## Set problem A
Using the housing legislation summary, answer each question:
(i) By what vote did H.R. 202 pass the House?
(ii) On what date was a hearing held on S. 2733?
(iii) To what per-capita amount would H.R. 175/S. 1017 raise the Low Income Housing Tax Credit allocation to states?
## Set problem B
In one to three sentences, explain why the housing legislation summary says advocates are seeking additional co-sponsors for S. 1318.

___ Passage provided ___

Bill: H.R. 4635, HUD Appropriations
Status: The House passed its HUD appropriations bill, H.R.
4635, on June 21. It is unclear when the Senate
Appropriations Committee and its VA-HUD Subcommittee will
take up HUD. For more information, see the budget chart at

Bills: H.R. 175/S. 1017
Topic: Increase the Low Income Housing Tax Credit allocation
to states from $1.25 to $1.75 per capita.
Status: H.R. 175 in the House Ways and Means Committee and
S. 1017 in the Senate Finance Committee. On March 9, the
House passed minimum wage and tax bills that include an
increase to the LIHTC from $1.25 to $1.65 and indexing it to
inflation. The President has included an increase to the tax
credit, and indexing it to inflation, in his FY01 budget

Bill: S. 2779
Senator Santorum's (R-PA) S. 2779, the Senate's Community
Renewal and New Markets Empowerment Package, was offered as
an amendment to the estate tax bill on July 14. The
amendment failed. The bill increases low income housing tax
credits and private activity bond caps.

Bills: H.R. 425 / S. 1318 / S. 2733
Topic: Federal Matching Grants for Housing Preservation
Status: H.R. 425 was amended and placed into H.R. 202 that
eventually passed the House in September 1999 by a vote of
405 to 5. Only pieces of H.R. 202 were enacted into law -
the preservation matching grant has yet to be enacted. Now,
advocates are seeking additional co-sponsors for S. 1318
with hopes to move that bill through the Senate in 2000.
Senator Rick Santorum (R-PA) has introduced a bill, S. 2733,
that includes the preservation matching grant. A hearing was
held on S. 2733 on July 18.

Bill: H.R. 595 / S. 1553
Topic: FHA Foreclosure Prevention
Status: In House Banking and Financial Services Committee.
Advocates are seeking additional co-sponsors. Senate
version, S. 1553, has been introduced. Representatives from
the Philadelphia Unemployment Project testified in support
of including this bill into Representative Lazio's H.R. 1776
at a September 15, 1999 hearing.

Bills: H.R. 864/ S. 459
Topic: Increase the state private activity bond caps
Status: H.R. 864 in House Ways and Means Committee and S.
459 in the Senate Finance Committee. Among the provisions of
the tax bill that passed the House on March 9 (alongside a
minimum wage increase bill) is one to raise the private
activity bond cap. In a compromise on a community renewal
bill (H.R. 815), the President and Speaker of the House have
agreed to include an increase of private activity bonds.

Bill: H.R. 1073
Topic: Homeless Programs Consolidation and Flexibility Act
Status: Hearing held and later voted out of House Housing
and Community Opportunity Subcommittee. Still in House
Banking and Financial Services Committee. There is no Senate
counterpart for this bill at this time but one is expected.
Senator Wayne Allard (R-CO), Chair of the Senate Housing and
Transportation Subcommittee of the Senate Banking Committee,
is drafting a bill to block grant homeless programs and held
a hearing on homeless program consolidation on May 23. It is
likely that this bill will be introduced this summer but it
is not expected to pass this year.

___ Given information ___

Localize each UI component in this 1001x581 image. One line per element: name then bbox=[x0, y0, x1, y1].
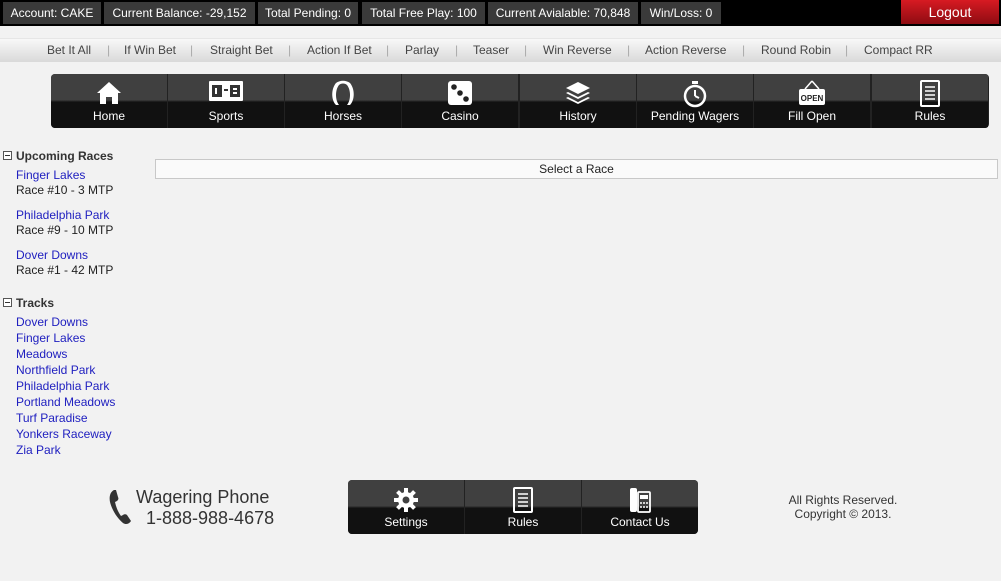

___

## Task solution A
(i) 405 to 5
(ii) July 18
(iii) $1.75 per capita

## Task solution B
Only pieces of H.R. 202 were enacted into law, and the preservation matching grant has yet to be enacted. Advocates are seeking additional co-sponsors for S. 1318 in the hope of moving that bill through the Senate in 2000.